Task prompt
Search the material below for the word "same". Copy every line that has it.

Listing
####################
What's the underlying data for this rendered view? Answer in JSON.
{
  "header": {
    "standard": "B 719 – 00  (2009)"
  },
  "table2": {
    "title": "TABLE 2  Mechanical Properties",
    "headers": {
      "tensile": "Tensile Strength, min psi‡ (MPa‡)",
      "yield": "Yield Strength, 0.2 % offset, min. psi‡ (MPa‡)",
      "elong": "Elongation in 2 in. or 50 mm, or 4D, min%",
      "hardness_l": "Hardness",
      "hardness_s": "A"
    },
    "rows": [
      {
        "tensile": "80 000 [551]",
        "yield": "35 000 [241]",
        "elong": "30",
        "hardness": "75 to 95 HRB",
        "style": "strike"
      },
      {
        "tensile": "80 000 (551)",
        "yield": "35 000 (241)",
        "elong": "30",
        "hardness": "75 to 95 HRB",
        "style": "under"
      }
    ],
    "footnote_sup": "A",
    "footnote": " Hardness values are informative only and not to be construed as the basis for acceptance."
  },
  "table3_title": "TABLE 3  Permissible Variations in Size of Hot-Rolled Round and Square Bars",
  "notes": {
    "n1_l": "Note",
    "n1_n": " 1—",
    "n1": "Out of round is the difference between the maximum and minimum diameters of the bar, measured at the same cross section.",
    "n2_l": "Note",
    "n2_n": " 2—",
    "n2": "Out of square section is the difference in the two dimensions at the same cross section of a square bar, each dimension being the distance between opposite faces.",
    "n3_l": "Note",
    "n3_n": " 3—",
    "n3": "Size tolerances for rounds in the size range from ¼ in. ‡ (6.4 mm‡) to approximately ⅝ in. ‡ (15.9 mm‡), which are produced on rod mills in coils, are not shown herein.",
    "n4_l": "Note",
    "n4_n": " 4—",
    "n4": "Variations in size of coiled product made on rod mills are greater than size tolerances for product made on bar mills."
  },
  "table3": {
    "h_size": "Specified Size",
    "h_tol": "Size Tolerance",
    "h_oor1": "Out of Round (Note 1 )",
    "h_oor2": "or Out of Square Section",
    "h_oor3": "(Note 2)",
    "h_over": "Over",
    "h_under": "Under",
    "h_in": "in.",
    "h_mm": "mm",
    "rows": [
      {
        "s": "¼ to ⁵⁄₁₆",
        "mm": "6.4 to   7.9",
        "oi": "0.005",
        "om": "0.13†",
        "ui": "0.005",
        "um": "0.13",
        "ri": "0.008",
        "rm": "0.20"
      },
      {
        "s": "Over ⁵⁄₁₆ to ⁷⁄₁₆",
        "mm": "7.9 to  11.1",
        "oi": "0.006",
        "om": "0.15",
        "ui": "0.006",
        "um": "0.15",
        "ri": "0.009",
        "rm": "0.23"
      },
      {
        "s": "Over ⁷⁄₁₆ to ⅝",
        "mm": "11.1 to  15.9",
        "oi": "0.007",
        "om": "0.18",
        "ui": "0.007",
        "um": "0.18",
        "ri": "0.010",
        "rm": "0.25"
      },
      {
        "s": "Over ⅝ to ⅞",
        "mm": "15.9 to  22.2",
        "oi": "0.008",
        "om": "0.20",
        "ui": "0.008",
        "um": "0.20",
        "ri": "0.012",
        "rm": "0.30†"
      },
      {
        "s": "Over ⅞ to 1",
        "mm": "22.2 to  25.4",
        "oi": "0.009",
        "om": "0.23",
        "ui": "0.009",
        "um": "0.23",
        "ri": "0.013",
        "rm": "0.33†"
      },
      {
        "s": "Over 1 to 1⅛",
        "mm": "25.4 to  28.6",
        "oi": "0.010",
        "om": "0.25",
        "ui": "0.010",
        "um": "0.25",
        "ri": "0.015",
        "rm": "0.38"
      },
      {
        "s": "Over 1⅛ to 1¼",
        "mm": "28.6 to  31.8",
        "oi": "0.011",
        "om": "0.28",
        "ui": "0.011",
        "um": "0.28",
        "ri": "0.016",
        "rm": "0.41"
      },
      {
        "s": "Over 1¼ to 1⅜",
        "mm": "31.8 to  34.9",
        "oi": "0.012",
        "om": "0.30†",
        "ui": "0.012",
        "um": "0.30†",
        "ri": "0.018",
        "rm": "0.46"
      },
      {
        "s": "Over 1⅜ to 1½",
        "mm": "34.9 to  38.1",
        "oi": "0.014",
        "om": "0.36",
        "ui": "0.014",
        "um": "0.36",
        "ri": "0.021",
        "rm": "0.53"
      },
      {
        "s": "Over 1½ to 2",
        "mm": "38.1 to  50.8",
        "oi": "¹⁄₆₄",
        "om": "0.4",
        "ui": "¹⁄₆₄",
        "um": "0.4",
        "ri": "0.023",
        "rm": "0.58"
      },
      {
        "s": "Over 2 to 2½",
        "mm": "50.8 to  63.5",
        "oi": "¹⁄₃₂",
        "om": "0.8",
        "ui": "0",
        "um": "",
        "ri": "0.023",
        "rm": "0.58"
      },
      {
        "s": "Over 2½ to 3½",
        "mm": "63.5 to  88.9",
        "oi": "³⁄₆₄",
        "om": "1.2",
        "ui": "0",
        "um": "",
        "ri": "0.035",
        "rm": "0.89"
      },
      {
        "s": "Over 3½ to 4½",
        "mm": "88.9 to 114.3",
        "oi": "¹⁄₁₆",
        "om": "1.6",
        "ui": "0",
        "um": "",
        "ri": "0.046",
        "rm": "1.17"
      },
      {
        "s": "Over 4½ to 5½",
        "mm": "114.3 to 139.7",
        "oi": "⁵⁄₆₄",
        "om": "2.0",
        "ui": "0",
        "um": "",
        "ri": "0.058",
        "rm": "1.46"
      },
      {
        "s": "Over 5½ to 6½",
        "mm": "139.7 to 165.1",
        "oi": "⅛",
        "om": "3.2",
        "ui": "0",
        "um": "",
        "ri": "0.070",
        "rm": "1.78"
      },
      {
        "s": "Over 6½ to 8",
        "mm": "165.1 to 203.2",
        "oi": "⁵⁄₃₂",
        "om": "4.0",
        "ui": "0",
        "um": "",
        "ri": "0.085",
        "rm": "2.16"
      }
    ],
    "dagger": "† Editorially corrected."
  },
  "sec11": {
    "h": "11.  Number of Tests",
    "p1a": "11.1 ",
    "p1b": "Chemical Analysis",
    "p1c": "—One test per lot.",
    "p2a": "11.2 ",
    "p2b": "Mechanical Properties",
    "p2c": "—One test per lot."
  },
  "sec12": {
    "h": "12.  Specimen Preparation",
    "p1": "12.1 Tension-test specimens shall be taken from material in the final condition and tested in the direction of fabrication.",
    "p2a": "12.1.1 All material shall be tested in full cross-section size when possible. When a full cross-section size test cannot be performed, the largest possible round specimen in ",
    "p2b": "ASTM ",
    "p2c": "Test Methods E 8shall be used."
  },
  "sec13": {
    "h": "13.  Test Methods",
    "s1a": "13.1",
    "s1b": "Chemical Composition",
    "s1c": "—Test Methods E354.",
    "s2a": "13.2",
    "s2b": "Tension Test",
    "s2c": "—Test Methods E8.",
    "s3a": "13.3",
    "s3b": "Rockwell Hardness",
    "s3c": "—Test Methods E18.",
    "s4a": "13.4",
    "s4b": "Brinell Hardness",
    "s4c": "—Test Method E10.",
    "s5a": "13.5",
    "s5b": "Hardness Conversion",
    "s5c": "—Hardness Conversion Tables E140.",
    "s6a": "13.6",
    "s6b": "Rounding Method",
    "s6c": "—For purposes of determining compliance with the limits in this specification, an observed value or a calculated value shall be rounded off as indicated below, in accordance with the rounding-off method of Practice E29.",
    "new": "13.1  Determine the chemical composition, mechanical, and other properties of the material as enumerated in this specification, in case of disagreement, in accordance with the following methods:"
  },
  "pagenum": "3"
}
####################
Final result
    "n1": "Out of round is the difference between the maximum and minimum diameters of the bar, measured at the same cross section.",
    "n2": "Out of square section is the difference in the two dimensions at the same cross section of a square bar, each dimension being the distance between opposite faces.",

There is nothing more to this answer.